SHORT EXERCISE: Find the string "Sebastián" in the records. Copy every line it appears in.

AVAILABLE RECORDS:
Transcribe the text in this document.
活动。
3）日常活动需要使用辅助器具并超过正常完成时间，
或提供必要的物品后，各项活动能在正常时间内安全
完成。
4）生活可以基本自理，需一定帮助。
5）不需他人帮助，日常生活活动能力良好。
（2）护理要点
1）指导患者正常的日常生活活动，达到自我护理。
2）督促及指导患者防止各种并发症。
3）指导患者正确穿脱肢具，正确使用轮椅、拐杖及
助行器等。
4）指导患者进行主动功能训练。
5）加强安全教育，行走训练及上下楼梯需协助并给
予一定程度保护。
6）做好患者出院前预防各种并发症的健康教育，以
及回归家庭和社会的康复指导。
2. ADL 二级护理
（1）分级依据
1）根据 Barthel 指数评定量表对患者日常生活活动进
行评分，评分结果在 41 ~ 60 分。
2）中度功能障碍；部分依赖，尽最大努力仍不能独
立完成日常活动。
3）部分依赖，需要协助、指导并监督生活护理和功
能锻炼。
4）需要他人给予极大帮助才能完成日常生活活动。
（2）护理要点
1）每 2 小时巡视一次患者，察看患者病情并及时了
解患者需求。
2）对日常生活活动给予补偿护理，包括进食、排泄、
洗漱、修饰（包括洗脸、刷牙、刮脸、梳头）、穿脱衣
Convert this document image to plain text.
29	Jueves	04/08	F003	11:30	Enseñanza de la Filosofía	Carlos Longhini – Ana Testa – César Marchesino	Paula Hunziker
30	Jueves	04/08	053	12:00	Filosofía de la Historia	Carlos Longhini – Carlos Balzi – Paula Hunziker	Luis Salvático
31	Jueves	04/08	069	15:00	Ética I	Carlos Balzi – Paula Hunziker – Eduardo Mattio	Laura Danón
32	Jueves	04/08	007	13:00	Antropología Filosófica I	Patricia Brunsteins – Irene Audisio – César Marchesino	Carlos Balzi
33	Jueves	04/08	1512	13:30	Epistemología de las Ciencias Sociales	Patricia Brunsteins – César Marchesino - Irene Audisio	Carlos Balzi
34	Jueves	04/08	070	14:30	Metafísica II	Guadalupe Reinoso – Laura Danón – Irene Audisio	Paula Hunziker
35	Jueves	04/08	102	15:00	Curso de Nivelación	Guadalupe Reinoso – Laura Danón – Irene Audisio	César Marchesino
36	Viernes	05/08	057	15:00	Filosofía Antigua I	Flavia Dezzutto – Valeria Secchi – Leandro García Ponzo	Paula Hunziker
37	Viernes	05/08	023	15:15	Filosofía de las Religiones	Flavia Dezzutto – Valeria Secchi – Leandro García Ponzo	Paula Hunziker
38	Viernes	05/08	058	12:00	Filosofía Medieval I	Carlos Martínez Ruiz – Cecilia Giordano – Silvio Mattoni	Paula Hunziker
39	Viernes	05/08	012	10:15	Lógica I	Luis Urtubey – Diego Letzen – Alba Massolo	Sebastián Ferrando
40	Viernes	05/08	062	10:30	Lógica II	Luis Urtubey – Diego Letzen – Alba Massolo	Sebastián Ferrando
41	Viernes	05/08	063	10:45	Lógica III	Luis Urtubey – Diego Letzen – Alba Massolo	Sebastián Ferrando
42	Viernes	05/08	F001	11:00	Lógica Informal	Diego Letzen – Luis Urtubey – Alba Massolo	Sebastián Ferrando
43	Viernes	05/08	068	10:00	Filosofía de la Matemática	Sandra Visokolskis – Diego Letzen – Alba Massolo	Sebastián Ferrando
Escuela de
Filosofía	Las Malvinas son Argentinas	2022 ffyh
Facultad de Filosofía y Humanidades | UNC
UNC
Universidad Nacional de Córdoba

SOLUTION:
39	Viernes	05/08	012	10:15	Lógica I	Luis Urtubey – Diego Letzen – Alba Massolo	Sebastián Ferrando
40	Viernes	05/08	062	10:30	Lógica II	Luis Urtubey – Diego Letzen – Alba Massolo	Sebastián Ferrando
41	Viernes	05/08	063	10:45	Lógica III	Luis Urtubey – Diego Letzen – Alba Massolo	Sebastián Ferrando
42	Viernes	05/08	F001	11:00	Lógica Informal	Diego Letzen – Luis Urtubey – Alba Massolo	Sebastián Ferrando
43	Viernes	05/08	068	10:00	Filosofía de la Matemática	Sandra Visokolskis – Diego Letzen – Alba Massolo	Sebastián Ferrando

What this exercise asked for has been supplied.